## START INFORMATION SHOWN
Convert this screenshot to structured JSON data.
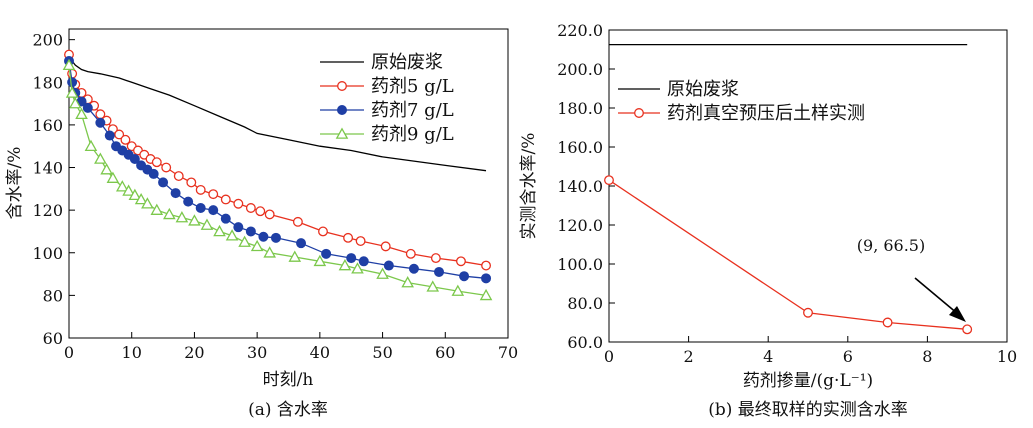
{
  "chart_data": [
    {
      "type": "line",
      "caption": "(a) 含水率",
      "xlabel": "时刻/h",
      "ylabel": "含水率/%",
      "xlim": [
        0,
        70
      ],
      "ylim": [
        60,
        205
      ],
      "xticks": [
        "0",
        "10",
        "20",
        "30",
        "40",
        "50",
        "60",
        "70"
      ],
      "yticks": [
        "60",
        "80",
        "100",
        "120",
        "140",
        "160",
        "180",
        "200"
      ],
      "legend_position": "top-right",
      "series": [
        {
          "name": "原始废浆",
          "color": "#000000",
          "marker": "none",
          "x": [
            0,
            0.5,
            1,
            2,
            3,
            5,
            8,
            10,
            13,
            16,
            20,
            24,
            28,
            30,
            35,
            40,
            45,
            50,
            55,
            60,
            66.5
          ],
          "y": [
            195,
            190,
            188,
            186,
            185,
            184,
            182,
            180,
            177,
            174,
            169,
            164,
            159,
            156,
            153,
            150,
            148,
            145,
            143,
            141,
            138.5
          ]
        },
        {
          "name": "药剂5 g/L",
          "color": "#e8311f",
          "marker": "open-circle",
          "x": [
            0,
            0.5,
            1,
            2,
            3,
            4,
            5,
            6,
            7,
            8,
            9,
            10,
            11,
            12,
            13,
            14,
            15.5,
            17.5,
            19.5,
            21,
            23,
            25,
            27,
            29,
            30.5,
            32,
            36.5,
            40.5,
            44.5,
            46.5,
            50.5,
            54.5,
            58.5,
            62.5,
            66.5
          ],
          "y": [
            193,
            184,
            179,
            175,
            172,
            169,
            165,
            162,
            158,
            155.5,
            153,
            150,
            148,
            146,
            144,
            142.5,
            140,
            136,
            133,
            129.5,
            127.5,
            125,
            123,
            121,
            119.5,
            118,
            114.5,
            110,
            107,
            105.5,
            103,
            99.5,
            97.5,
            96,
            94
          ]
        },
        {
          "name": "药剂7 g/L",
          "color": "#1f3fa5",
          "marker": "filled-circle",
          "x": [
            0,
            0.5,
            1,
            2,
            3,
            5,
            6.5,
            7.5,
            8.5,
            9.5,
            10.5,
            11.5,
            12.5,
            13.5,
            15,
            17,
            19,
            21,
            23,
            25,
            27,
            29,
            31,
            33,
            37,
            41,
            45,
            47,
            51,
            55,
            59,
            63,
            66.5
          ],
          "y": [
            190,
            180,
            175,
            171,
            168,
            161,
            155,
            150,
            148,
            146,
            144,
            141,
            139,
            137,
            133,
            128,
            124,
            121,
            120,
            116,
            112,
            110,
            107.5,
            107,
            104.5,
            99.5,
            97.5,
            96,
            94,
            92.5,
            91,
            89,
            88
          ]
        },
        {
          "name": "药剂9 g/L",
          "color": "#7cc84c",
          "marker": "open-triangle",
          "x": [
            0,
            0.5,
            1,
            2,
            3.5,
            5,
            6,
            7,
            8.5,
            9.5,
            10.5,
            11.5,
            12.5,
            14,
            16,
            18,
            20,
            22,
            24,
            26,
            28,
            30,
            32,
            36,
            40,
            44,
            46,
            50,
            54,
            58,
            62,
            66.5
          ],
          "y": [
            188,
            175,
            170,
            165,
            150,
            144,
            139,
            135,
            131,
            129,
            127,
            125,
            123,
            120,
            118,
            116.5,
            115,
            113,
            110,
            108,
            105,
            103,
            100,
            98,
            96,
            94,
            92.5,
            90,
            86,
            84,
            82,
            80
          ]
        }
      ]
    },
    {
      "type": "line",
      "caption": "(b) 最终取样的实测含水率",
      "xlabel": "药剂掺量/(g·L⁻¹)",
      "ylabel": "实测含水率/%",
      "xlim": [
        0,
        10
      ],
      "ylim": [
        60,
        220
      ],
      "xticks": [
        "0",
        "2",
        "4",
        "6",
        "8",
        "10"
      ],
      "yticks": [
        "60.0",
        "80.0",
        "100.0",
        "120.0",
        "140.0",
        "160.0",
        "180.0",
        "200.0",
        "220.0"
      ],
      "legend_position": "upper-left",
      "series": [
        {
          "name": "原始废浆",
          "color": "#000000",
          "marker": "none",
          "x": [
            0,
            9
          ],
          "y": [
            212.5,
            212.5
          ]
        },
        {
          "name": "药剂真空预压后土样实测",
          "color": "#e8311f",
          "marker": "open-circle",
          "x": [
            0,
            5,
            7,
            9
          ],
          "y": [
            143,
            75,
            70,
            66.5
          ]
        }
      ],
      "annotation": {
        "text": "(9, 66.5)",
        "x": 9,
        "y": 66.5
      }
    }
  ]
}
## END INFORMATION SHOWN
Without the pictures, return the entries exactly as they appear.

Convert this screenshot to structured JSON data.
{
  "chart_data": [
    {
      "type": "line",
      "caption": "(a) 含水率",
      "xlabel": "时刻/h",
      "ylabel": "含水率/%",
      "xlim": [
        0,
        70
      ],
      "ylim": [
        60,
        205
      ],
      "xticks": [
        "0",
        "10",
        "20",
        "30",
        "40",
        "50",
        "60",
        "70"
      ],
      "yticks": [
        "60",
        "80",
        "100",
        "120",
        "140",
        "160",
        "180",
        "200"
      ],
      "legend_position": "top-right",
      "series": [
        {
          "name": "原始废浆",
          "color": "#000000",
          "marker": "none",
          "x": [
            0,
            0.5,
            1,
            2,
            3,
            5,
            8,
            10,
            13,
            16,
            20,
            24,
            28,
            30,
            35,
            40,
            45,
            50,
            55,
            60,
            66.5
          ],
          "y": [
            195,
            190,
            188,
            186,
            185,
            184,
            182,
            180,
            177,
            174,
            169,
            164,
            159,
            156,
            153,
            150,
            148,
            145,
            143,
            141,
            138.5
          ]
        },
        {
          "name": "药剂5 g/L",
          "color": "#e8311f",
          "marker": "open-circle",
          "x": [
            0,
            0.5,
            1,
            2,
            3,
            4,
            5,
            6,
            7,
            8,
            9,
            10,
            11,
            12,
            13,
            14,
            15.5,
            17.5,
            19.5,
            21,
            23,
            25,
            27,
            29,
            30.5,
            32,
            36.5,
            40.5,
            44.5,
            46.5,
            50.5,
            54.5,
            58.5,
            62.5,
            66.5
          ],
          "y": [
            193,
            184,
            179,
            175,
            172,
            169,
            165,
            162,
            158,
            155.5,
            153,
            150,
            148,
            146,
            144,
            142.5,
            140,
            136,
            133,
            129.5,
            127.5,
            125,
            123,
            121,
            119.5,
            118,
            114.5,
            110,
            107,
            105.5,
            103,
            99.5,
            97.5,
            96,
            94
          ]
        },
        {
          "name": "药剂7 g/L",
          "color": "#1f3fa5",
          "marker": "filled-circle",
          "x": [
            0,
            0.5,
            1,
            2,
            3,
            5,
            6.5,
            7.5,
            8.5,
            9.5,
            10.5,
            11.5,
            12.5,
            13.5,
            15,
            17,
            19,
            21,
            23,
            25,
            27,
            29,
            31,
            33,
            37,
            41,
            45,
            47,
            51,
            55,
            59,
            63,
            66.5
          ],
          "y": [
            190,
            180,
            175,
            171,
            168,
            161,
            155,
            150,
            148,
            146,
            144,
            141,
            139,
            137,
            133,
            128,
            124,
            121,
            120,
            116,
            112,
            110,
            107.5,
            107,
            104.5,
            99.5,
            97.5,
            96,
            94,
            92.5,
            91,
            89,
            88
          ]
        },
        {
          "name": "药剂9 g/L",
          "color": "#7cc84c",
          "marker": "open-triangle",
          "x": [
            0,
            0.5,
            1,
            2,
            3.5,
            5,
            6,
            7,
            8.5,
            9.5,
            10.5,
            11.5,
            12.5,
            14,
            16,
            18,
            20,
            22,
            24,
            26,
            28,
            30,
            32,
            36,
            40,
            44,
            46,
            50,
            54,
            58,
            62,
            66.5
          ],
          "y": [
            188,
            175,
            170,
            165,
            150,
            144,
            139,
            135,
            131,
            129,
            127,
            125,
            123,
            120,
            118,
            116.5,
            115,
            113,
            110,
            108,
            105,
            103,
            100,
            98,
            96,
            94,
            92.5,
            90,
            86,
            84,
            82,
            80
          ]
        }
      ]
    },
    {
      "type": "line",
      "caption": "(b) 最终取样的实测含水率",
      "xlabel": "药剂掺量/(g·L⁻¹)",
      "ylabel": "实测含水率/%",
      "xlim": [
        0,
        10
      ],
      "ylim": [
        60,
        220
      ],
      "xticks": [
        "0",
        "2",
        "4",
        "6",
        "8",
        "10"
      ],
      "yticks": [
        "60.0",
        "80.0",
        "100.0",
        "120.0",
        "140.0",
        "160.0",
        "180.0",
        "200.0",
        "220.0"
      ],
      "legend_position": "upper-left",
      "series": [
        {
          "name": "原始废浆",
          "color": "#000000",
          "marker": "none",
          "x": [
            0,
            9
          ],
          "y": [
            212.5,
            212.5
          ]
        },
        {
          "name": "药剂真空预压后土样实测",
          "color": "#e8311f",
          "marker": "open-circle",
          "x": [
            0,
            5,
            7,
            9
          ],
          "y": [
            143,
            75,
            70,
            66.5
          ]
        }
      ],
      "annotation": {
        "text": "(9, 66.5)",
        "x": 9,
        "y": 66.5
      }
    }
  ]
}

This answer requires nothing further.